Source text
:::
Apart from the typical Type Ⅱ water spectral characteristics, at the sampling points of part of the relatively deep areas in Colorful Lake (Figure 3a), Mirror Lake (Figure 3b) and Rhinoceros Lake (Figure 3c), the reflective wavelength of the normalized water-leaving radiance is mainly at the blue and green light wavelength (420–570 nm). When the wavelength gets longer than 600 nm, the water-leaving radiance value starts to drop dramatically. Reflection and scattering of visible light by the water of the karst lakes is highly selective for the wavelengths. While at the plateau freshwater lakes of Xiarucuo Lake and Cuoqiong Lake, the spectral reflection curves only present the general characteristics of the inland lakes and there is a noticeable difference between the spectral reflection characteristics at various sampling points. With little algae in the lakes, there are no salient reflection peaks and valleys.
:::
Records
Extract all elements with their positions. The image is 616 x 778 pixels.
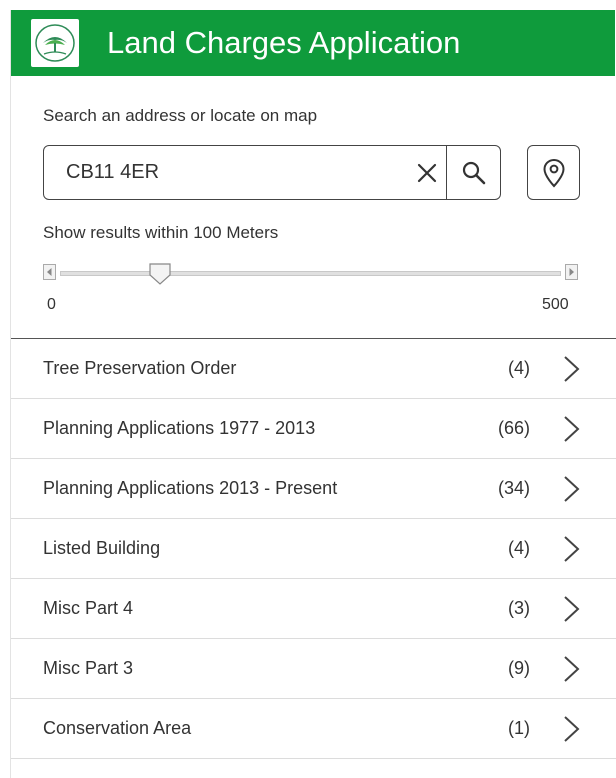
layer-list-item[interactable]: Listed Building (4) bbox=[11, 519, 616, 579]
slider-thumb[interactable] bbox=[148, 262, 172, 286]
layer-result-count: (3) bbox=[508, 598, 530, 618]
layer-name: Listed Building bbox=[43, 538, 161, 558]
slider-min-label: 0 bbox=[47, 296, 56, 313]
slider-increase-button[interactable] bbox=[565, 264, 578, 280]
chevron-right-icon bbox=[564, 596, 580, 622]
layer-result-count: (1) bbox=[508, 718, 530, 738]
layer-name: Misc Part 3 bbox=[43, 658, 134, 678]
slider-handle-icon bbox=[149, 263, 171, 285]
layer-list-item[interactable]: Tree Preservation Order (4) bbox=[11, 339, 616, 399]
triangle-right-icon bbox=[569, 268, 574, 276]
layer-name: Misc Part 4 bbox=[43, 598, 134, 618]
search-button[interactable] bbox=[446, 146, 501, 199]
layer-result-count: (4) bbox=[508, 538, 530, 558]
search-box bbox=[43, 145, 501, 200]
layer-results-list: Tree Preservation Order (4) Planning App… bbox=[11, 338, 616, 759]
chevron-right-icon bbox=[564, 656, 580, 682]
radius-slider[interactable] bbox=[43, 262, 578, 286]
layer-name: Tree Preservation Order bbox=[43, 358, 237, 378]
council-logo bbox=[31, 19, 79, 67]
land-charges-panel: Land Charges Application Search an addre… bbox=[10, 10, 616, 778]
layer-list-item[interactable]: Planning Applications 2013 - Present (34… bbox=[11, 459, 616, 519]
layer-result-count: (4) bbox=[508, 358, 530, 378]
layer-name: Planning Applications 2013 - Present bbox=[43, 478, 338, 498]
clear-search-button[interactable] bbox=[408, 146, 446, 199]
location-pin-icon bbox=[542, 158, 565, 187]
slider-max-label: 500 bbox=[542, 296, 569, 313]
layer-list-item[interactable]: Misc Part 4 (3) bbox=[11, 579, 616, 639]
search-input[interactable] bbox=[64, 151, 398, 194]
layer-result-count: (9) bbox=[508, 658, 530, 678]
layer-name: Planning Applications 1977 - 2013 bbox=[43, 418, 316, 438]
layer-list-item[interactable]: Misc Part 3 (9) bbox=[11, 639, 616, 699]
chevron-right-icon bbox=[564, 536, 580, 562]
slider-decrease-button[interactable] bbox=[43, 264, 56, 280]
layer-result-count: (34) bbox=[497, 478, 530, 498]
close-icon bbox=[417, 163, 437, 182]
radius-label: Show results within 100 Meters bbox=[43, 223, 279, 242]
tree-logo-icon bbox=[35, 24, 75, 62]
locate-on-map-button[interactable] bbox=[527, 145, 580, 200]
app-header: Land Charges Application bbox=[11, 10, 615, 76]
chevron-right-icon bbox=[564, 476, 580, 502]
chevron-right-icon bbox=[564, 416, 580, 442]
layer-list-item[interactable]: Planning Applications 1977 - 2013 (66) bbox=[11, 399, 616, 459]
triangle-left-icon bbox=[47, 268, 52, 276]
layer-list-item[interactable]: Conservation Area (1) bbox=[11, 699, 616, 759]
chevron-right-icon bbox=[564, 356, 580, 382]
slider-track[interactable] bbox=[60, 271, 561, 276]
layer-name: Conservation Area bbox=[43, 718, 192, 738]
app-title: Land Charges Application bbox=[107, 25, 461, 60]
search-icon bbox=[462, 161, 486, 184]
search-label: Search an address or locate on map bbox=[43, 106, 318, 125]
chevron-right-icon bbox=[564, 716, 580, 742]
layer-result-count: (66) bbox=[497, 418, 530, 438]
:::
Task
Summarize the passage on lake water spectra in two sentences.

Solution
In relatively deep parts of Colorful Lake, Mirror Lake and Rhinoceros Lake, the normalized water-leaving radiance is reflected mainly at blue and green wavelengths (420–570 nm) and drops sharply beyond 600 nm, so the karst lake water is highly selective in how it reflects and scatters visible light. At the plateau freshwater lakes of Xiarucuo Lake and Cuoqiong Lake, the curves show only the general features of inland lakes, vary noticeably between sampling points, and have no salient peaks or valleys because there is little algae.